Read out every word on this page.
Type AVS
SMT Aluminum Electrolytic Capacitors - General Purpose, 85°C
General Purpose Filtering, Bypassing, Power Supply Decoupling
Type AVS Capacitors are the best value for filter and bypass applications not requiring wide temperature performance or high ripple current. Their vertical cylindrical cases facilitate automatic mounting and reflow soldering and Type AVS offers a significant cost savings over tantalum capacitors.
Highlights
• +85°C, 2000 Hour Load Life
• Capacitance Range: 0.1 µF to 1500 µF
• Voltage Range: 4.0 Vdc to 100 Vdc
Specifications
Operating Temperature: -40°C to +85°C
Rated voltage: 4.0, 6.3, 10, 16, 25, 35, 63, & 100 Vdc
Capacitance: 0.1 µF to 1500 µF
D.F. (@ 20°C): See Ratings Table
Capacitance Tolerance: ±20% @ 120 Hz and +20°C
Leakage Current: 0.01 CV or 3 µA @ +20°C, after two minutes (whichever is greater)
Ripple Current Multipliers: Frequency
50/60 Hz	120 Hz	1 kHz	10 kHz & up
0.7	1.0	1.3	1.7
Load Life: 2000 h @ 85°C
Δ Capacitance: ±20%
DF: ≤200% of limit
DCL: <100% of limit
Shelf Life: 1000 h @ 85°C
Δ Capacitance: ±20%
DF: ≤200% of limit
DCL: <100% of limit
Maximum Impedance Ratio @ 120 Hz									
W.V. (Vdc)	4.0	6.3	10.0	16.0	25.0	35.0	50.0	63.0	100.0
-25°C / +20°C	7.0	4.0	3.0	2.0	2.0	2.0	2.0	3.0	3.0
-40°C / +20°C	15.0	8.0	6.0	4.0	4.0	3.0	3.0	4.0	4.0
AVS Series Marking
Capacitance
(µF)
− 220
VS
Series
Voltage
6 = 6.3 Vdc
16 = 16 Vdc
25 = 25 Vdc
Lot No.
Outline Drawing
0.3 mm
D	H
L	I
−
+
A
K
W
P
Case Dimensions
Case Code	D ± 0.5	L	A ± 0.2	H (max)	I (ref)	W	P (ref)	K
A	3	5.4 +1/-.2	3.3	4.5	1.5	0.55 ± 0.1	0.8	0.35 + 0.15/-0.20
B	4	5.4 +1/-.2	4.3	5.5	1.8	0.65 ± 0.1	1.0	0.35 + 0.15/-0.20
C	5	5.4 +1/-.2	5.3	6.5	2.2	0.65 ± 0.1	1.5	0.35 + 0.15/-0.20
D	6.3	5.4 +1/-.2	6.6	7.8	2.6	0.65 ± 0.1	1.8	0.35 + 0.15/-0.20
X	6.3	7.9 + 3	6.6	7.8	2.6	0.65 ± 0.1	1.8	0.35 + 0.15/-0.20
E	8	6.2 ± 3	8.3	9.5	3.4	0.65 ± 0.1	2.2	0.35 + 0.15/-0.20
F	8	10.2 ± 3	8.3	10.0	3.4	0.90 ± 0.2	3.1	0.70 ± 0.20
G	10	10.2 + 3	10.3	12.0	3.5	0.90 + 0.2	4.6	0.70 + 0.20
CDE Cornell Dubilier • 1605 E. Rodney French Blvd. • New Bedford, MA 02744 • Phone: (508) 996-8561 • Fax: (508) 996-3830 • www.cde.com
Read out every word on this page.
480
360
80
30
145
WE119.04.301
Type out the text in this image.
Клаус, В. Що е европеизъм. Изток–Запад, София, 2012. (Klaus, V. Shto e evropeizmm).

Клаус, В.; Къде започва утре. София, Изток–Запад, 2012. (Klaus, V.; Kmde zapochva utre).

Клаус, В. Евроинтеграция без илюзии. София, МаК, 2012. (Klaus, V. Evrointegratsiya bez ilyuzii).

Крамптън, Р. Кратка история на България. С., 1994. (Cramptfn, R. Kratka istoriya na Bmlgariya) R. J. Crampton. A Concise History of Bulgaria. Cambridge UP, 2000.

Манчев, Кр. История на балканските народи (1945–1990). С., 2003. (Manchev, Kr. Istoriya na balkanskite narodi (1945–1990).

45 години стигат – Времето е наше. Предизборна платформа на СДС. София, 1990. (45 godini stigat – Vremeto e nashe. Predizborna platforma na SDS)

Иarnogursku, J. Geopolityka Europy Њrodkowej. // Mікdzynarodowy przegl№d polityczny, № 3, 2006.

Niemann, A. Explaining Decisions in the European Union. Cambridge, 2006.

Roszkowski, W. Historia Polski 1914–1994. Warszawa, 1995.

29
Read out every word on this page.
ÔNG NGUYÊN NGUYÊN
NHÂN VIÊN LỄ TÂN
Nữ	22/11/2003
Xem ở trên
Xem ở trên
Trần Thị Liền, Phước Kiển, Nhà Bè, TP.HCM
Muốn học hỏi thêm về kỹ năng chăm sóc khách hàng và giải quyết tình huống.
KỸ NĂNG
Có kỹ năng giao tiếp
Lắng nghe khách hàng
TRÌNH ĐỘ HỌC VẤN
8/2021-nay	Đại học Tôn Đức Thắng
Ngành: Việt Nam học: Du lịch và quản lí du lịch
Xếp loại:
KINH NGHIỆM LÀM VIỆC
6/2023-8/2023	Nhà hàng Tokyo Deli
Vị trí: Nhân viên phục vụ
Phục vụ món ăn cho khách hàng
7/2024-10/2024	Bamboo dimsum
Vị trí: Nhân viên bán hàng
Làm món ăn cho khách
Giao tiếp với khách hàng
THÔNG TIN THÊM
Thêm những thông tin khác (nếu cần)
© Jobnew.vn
--------------------
Set problem: Work out how many lines of the listing above include "Purpose". Answer with the number and nothing more.

In response: 2